··· Stored rows
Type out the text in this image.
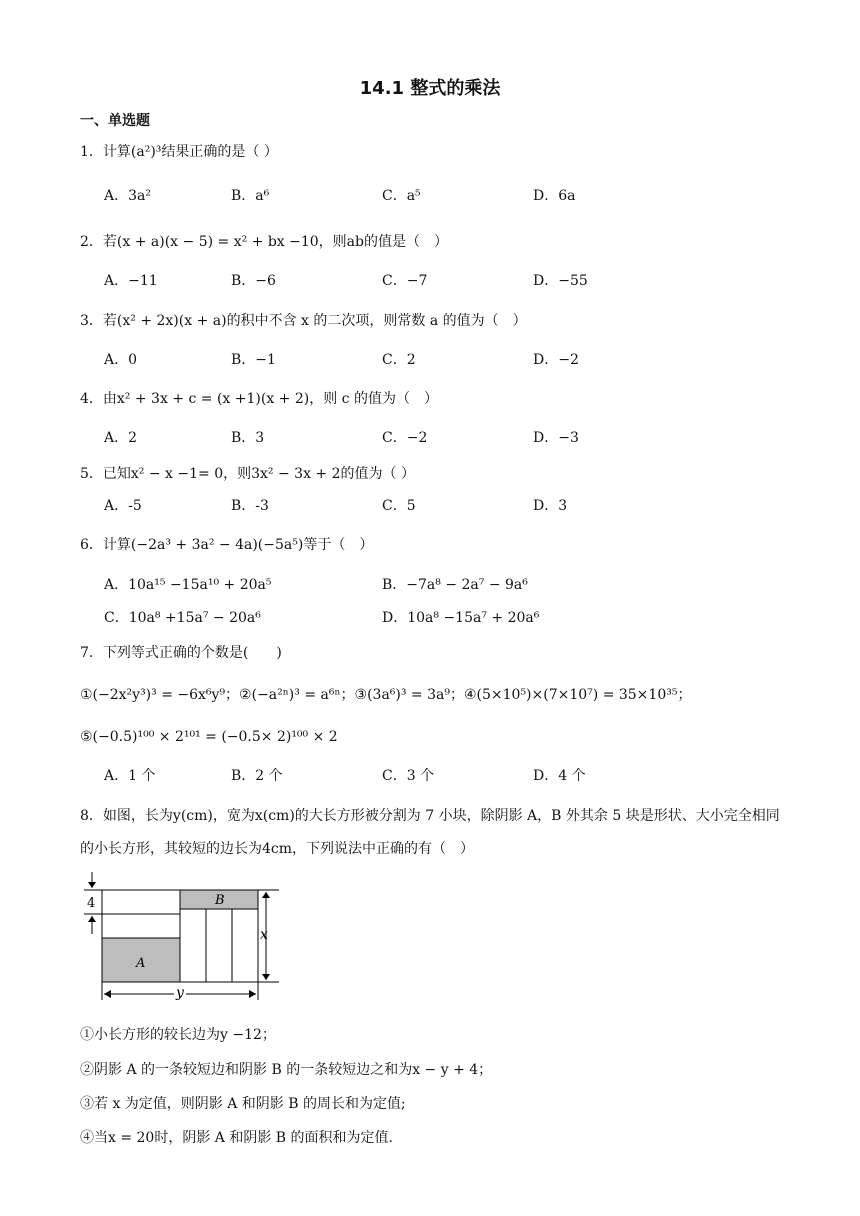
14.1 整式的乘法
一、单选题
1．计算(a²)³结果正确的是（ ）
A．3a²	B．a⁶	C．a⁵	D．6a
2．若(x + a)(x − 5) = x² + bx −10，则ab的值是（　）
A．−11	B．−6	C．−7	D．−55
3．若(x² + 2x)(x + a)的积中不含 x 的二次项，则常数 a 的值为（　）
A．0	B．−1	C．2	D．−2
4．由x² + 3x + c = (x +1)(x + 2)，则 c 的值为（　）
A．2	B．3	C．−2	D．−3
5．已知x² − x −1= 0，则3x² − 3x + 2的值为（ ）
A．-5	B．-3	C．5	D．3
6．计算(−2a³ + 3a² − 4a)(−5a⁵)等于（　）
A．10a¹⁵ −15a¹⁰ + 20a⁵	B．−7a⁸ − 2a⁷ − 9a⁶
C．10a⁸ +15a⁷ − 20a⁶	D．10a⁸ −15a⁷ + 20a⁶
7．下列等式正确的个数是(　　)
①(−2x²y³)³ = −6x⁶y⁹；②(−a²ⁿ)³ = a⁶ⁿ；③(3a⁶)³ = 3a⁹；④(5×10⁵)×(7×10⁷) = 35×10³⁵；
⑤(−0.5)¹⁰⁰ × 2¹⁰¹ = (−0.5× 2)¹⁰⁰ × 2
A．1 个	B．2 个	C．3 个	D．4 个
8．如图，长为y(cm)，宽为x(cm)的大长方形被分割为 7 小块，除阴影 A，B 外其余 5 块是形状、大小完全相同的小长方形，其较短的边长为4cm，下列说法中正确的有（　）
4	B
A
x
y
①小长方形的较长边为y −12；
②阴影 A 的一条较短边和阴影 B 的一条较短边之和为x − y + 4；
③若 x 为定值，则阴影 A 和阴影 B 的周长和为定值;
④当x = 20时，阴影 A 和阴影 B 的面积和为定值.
······
**Written exercise:** Return to the listing above and set it down exactly, leaving out its pictures.

**Exercise solution:**
Type out the text in this image.
14.1 整式的乘法
一、单选题
1．计算(a²)³结果正确的是（ ）
A．3a²	B．a⁶	C．a⁵	D．6a
2．若(x + a)(x − 5) = x² + bx −10，则ab的值是（　）
A．−11	B．−6	C．−7	D．−55
3．若(x² + 2x)(x + a)的积中不含 x 的二次项，则常数 a 的值为（　）
A．0	B．−1	C．2	D．−2
4．由x² + 3x + c = (x +1)(x + 2)，则 c 的值为（　）
A．2	B．3	C．−2	D．−3
5．已知x² − x −1= 0，则3x² − 3x + 2的值为（ ）
A．-5	B．-3	C．5	D．3
6．计算(−2a³ + 3a² − 4a)(−5a⁵)等于（　）
A．10a¹⁵ −15a¹⁰ + 20a⁵	B．−7a⁸ − 2a⁷ − 9a⁶
C．10a⁸ +15a⁷ − 20a⁶	D．10a⁸ −15a⁷ + 20a⁶
7．下列等式正确的个数是(　　)
①(−2x²y³)³ = −6x⁶y⁹；②(−a²ⁿ)³ = a⁶ⁿ；③(3a⁶)³ = 3a⁹；④(5×10⁵)×(7×10⁷) = 35×10³⁵；
⑤(−0.5)¹⁰⁰ × 2¹⁰¹ = (−0.5× 2)¹⁰⁰ × 2
A．1 个	B．2 个	C．3 个	D．4 个
8．如图，长为y(cm)，宽为x(cm)的大长方形被分割为 7 小块，除阴影 A，B 外其余 5 块是形状、大小完全相同的小长方形，其较短的边长为4cm，下列说法中正确的有（　）
4	B
A
x
y
①小长方形的较长边为y −12；
②阴影 A 的一条较短边和阴影 B 的一条较短边之和为x − y + 4；
③若 x 为定值，则阴影 A 和阴影 B 的周长和为定值;
④当x = 20时，阴影 A 和阴影 B 的面积和为定值.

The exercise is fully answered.